→ SET PROBLEM:
Return the complete listing that follows, with each line reproduced exactly.

Recorded data
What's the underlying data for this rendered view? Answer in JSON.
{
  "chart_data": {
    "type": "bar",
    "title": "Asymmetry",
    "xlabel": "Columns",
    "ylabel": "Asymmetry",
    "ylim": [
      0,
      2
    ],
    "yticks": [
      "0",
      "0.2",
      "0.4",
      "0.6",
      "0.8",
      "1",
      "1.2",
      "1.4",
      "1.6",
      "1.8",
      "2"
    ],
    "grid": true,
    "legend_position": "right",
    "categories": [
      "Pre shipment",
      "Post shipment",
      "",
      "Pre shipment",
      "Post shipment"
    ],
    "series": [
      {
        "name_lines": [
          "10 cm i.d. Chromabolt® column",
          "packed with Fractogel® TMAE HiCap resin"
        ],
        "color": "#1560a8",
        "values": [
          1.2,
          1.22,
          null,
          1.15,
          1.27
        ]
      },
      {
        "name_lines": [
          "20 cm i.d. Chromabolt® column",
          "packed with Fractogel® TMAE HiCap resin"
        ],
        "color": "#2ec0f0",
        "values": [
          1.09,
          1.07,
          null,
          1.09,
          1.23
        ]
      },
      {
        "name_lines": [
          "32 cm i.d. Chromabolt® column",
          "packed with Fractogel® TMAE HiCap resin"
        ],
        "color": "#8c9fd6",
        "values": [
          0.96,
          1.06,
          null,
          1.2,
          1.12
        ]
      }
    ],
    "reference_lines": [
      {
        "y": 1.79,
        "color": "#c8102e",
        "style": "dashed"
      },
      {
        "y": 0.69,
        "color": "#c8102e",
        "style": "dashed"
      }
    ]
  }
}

→ RESPONSE TO THE EXERCISE:
What's the underlying data for this rendered view? Answer in JSON.
{
  "chart_data": {
    "type": "bar",
    "title": "Asymmetry",
    "xlabel": "Columns",
    "ylabel": "Asymmetry",
    "ylim": [
      0,
      2
    ],
    "yticks": [
      "0",
      "0.2",
      "0.4",
      "0.6",
      "0.8",
      "1",
      "1.2",
      "1.4",
      "1.6",
      "1.8",
      "2"
    ],
    "grid": true,
    "legend_position": "right",
    "categories": [
      "Pre shipment",
      "Post shipment",
      "",
      "Pre shipment",
      "Post shipment"
    ],
    "series": [
      {
        "name_lines": [
          "10 cm i.d. Chromabolt® column",
          "packed with Fractogel® TMAE HiCap resin"
        ],
        "color": "#1560a8",
        "values": [
          1.2,
          1.22,
          null,
          1.15,
          1.27
        ]
      },
      {
        "name_lines": [
          "20 cm i.d. Chromabolt® column",
          "packed with Fractogel® TMAE HiCap resin"
        ],
        "color": "#2ec0f0",
        "values": [
          1.09,
          1.07,
          null,
          1.09,
          1.23
        ]
      },
      {
        "name_lines": [
          "32 cm i.d. Chromabolt® column",
          "packed with Fractogel® TMAE HiCap resin"
        ],
        "color": "#8c9fd6",
        "values": [
          0.96,
          1.06,
          null,
          1.2,
          1.12
        ]
      }
    ],
    "reference_lines": [
      {
        "y": 1.79,
        "color": "#c8102e",
        "style": "dashed"
      },
      {
        "y": 0.69,
        "color": "#c8102e",
        "style": "dashed"
      }
    ]
  }
}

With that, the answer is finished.